— start of Exercise input —

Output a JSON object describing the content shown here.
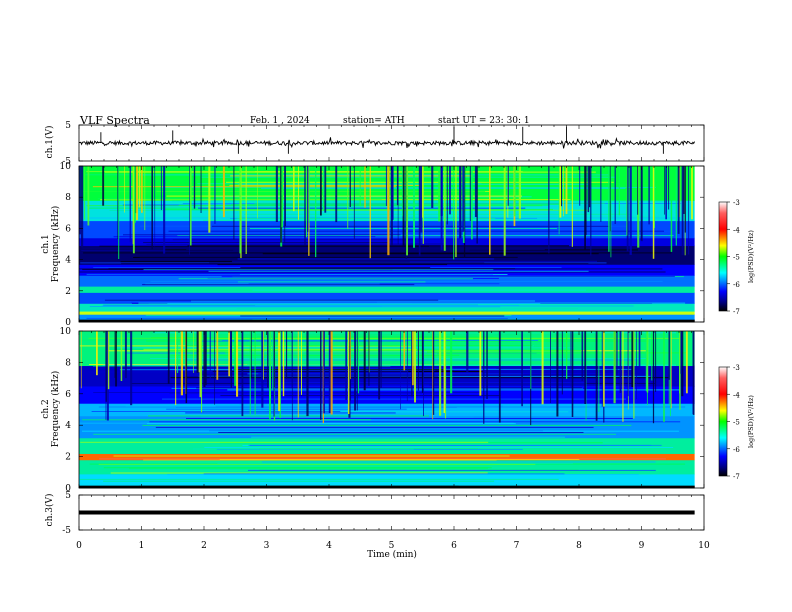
{
  "header": {
    "title": "VLF  Spectra",
    "date": "Feb. 1  , 2024",
    "station": "station= ATH",
    "start_ut": "start  UT  =    23: 30: 1"
  },
  "colorbar": {
    "label": "log(PSD)(V²/Hz)",
    "ticks": [
      "-3",
      "-4",
      "-5",
      "-6",
      "-7"
    ],
    "colors": [
      "#ffffff",
      "#ff0000",
      "#ffff00",
      "#00ff00",
      "#00ffff",
      "#0000ff",
      "#000000"
    ]
  },
  "chart_data": [
    {
      "type": "line",
      "panel": "ch1-waveform",
      "ylabel": "ch.1(V)",
      "ylim": [
        -5,
        5
      ],
      "y_ticks": [
        "5",
        "-5"
      ],
      "xlim": [
        0,
        10
      ],
      "baseline": 0,
      "spikes": [
        {
          "x": 0.35,
          "y": 3.0
        },
        {
          "x": 1.5,
          "y": 3.5
        },
        {
          "x": 2.55,
          "y": -3.0
        },
        {
          "x": 3.35,
          "y": -3.0
        },
        {
          "x": 6.0,
          "y": 4.5
        },
        {
          "x": 7.1,
          "y": 4.5
        },
        {
          "x": 7.8,
          "y": 4.5
        },
        {
          "x": 9.35,
          "y": -3.0
        }
      ]
    },
    {
      "type": "heatmap",
      "panel": "ch1-spectrogram",
      "ylabel_line1": "ch.1",
      "ylabel_line2": "Frequency  (kHz)",
      "ylim": [
        0,
        10
      ],
      "y_ticks": [
        "0",
        "2",
        "4",
        "6",
        "8",
        "10"
      ],
      "xlim": [
        0,
        10
      ],
      "z_range": [
        -7,
        -3
      ],
      "bands": [
        {
          "f0": 0.0,
          "f1": 0.15,
          "v": -7.0
        },
        {
          "f0": 0.15,
          "f1": 0.5,
          "v": -5.8
        },
        {
          "f0": 0.5,
          "f1": 0.7,
          "v": -4.6
        },
        {
          "f0": 0.7,
          "f1": 1.2,
          "v": -5.4
        },
        {
          "f0": 1.2,
          "f1": 1.9,
          "v": -6.0
        },
        {
          "f0": 1.9,
          "f1": 2.3,
          "v": -5.3
        },
        {
          "f0": 2.3,
          "f1": 3.0,
          "v": -5.9
        },
        {
          "f0": 3.0,
          "f1": 3.7,
          "v": -6.2
        },
        {
          "f0": 3.7,
          "f1": 4.9,
          "v": -6.7
        },
        {
          "f0": 4.9,
          "f1": 5.4,
          "v": -6.3
        },
        {
          "f0": 5.4,
          "f1": 6.5,
          "v": -6.0
        },
        {
          "f0": 6.5,
          "f1": 7.8,
          "v": -5.5
        },
        {
          "f0": 7.8,
          "f1": 10.0,
          "v": -5.0
        }
      ]
    },
    {
      "type": "heatmap",
      "panel": "ch2-spectrogram",
      "ylabel_line1": "ch.2",
      "ylabel_line2": "Frequency  (kHz)",
      "ylim": [
        0,
        10
      ],
      "y_ticks": [
        "0",
        "2",
        "4",
        "6",
        "8",
        "10"
      ],
      "xlim": [
        0,
        10
      ],
      "z_range": [
        -7,
        -3
      ],
      "bands": [
        {
          "f0": 0.0,
          "f1": 0.15,
          "v": -7.0
        },
        {
          "f0": 0.15,
          "f1": 0.9,
          "v": -5.6
        },
        {
          "f0": 0.9,
          "f1": 1.8,
          "v": -5.3
        },
        {
          "f0": 1.8,
          "f1": 2.2,
          "v": -4.2
        },
        {
          "f0": 2.2,
          "f1": 3.2,
          "v": -5.3
        },
        {
          "f0": 3.2,
          "f1": 4.6,
          "v": -5.8
        },
        {
          "f0": 4.6,
          "f1": 5.4,
          "v": -5.7
        },
        {
          "f0": 5.4,
          "f1": 6.5,
          "v": -6.2
        },
        {
          "f0": 6.5,
          "f1": 7.8,
          "v": -6.4
        },
        {
          "f0": 7.8,
          "f1": 10.0,
          "v": -5.2
        }
      ]
    },
    {
      "type": "line",
      "panel": "ch3-waveform",
      "ylabel": "ch.3(V)",
      "ylim": [
        -5,
        5
      ],
      "y_ticks": [
        "5",
        "-5"
      ],
      "xlim": [
        0,
        10
      ],
      "baseline": 0
    }
  ],
  "x_axis": {
    "label": "Time  (min)",
    "ticks": [
      "0",
      "1",
      "2",
      "3",
      "4",
      "5",
      "6",
      "7",
      "8",
      "9",
      "10"
    ]
  }
}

— end of Exercise input —

:: Work instructions ::
From the records above, work out how many lines contain the string "waveform". Give only the number.

:: Response to the task ::
2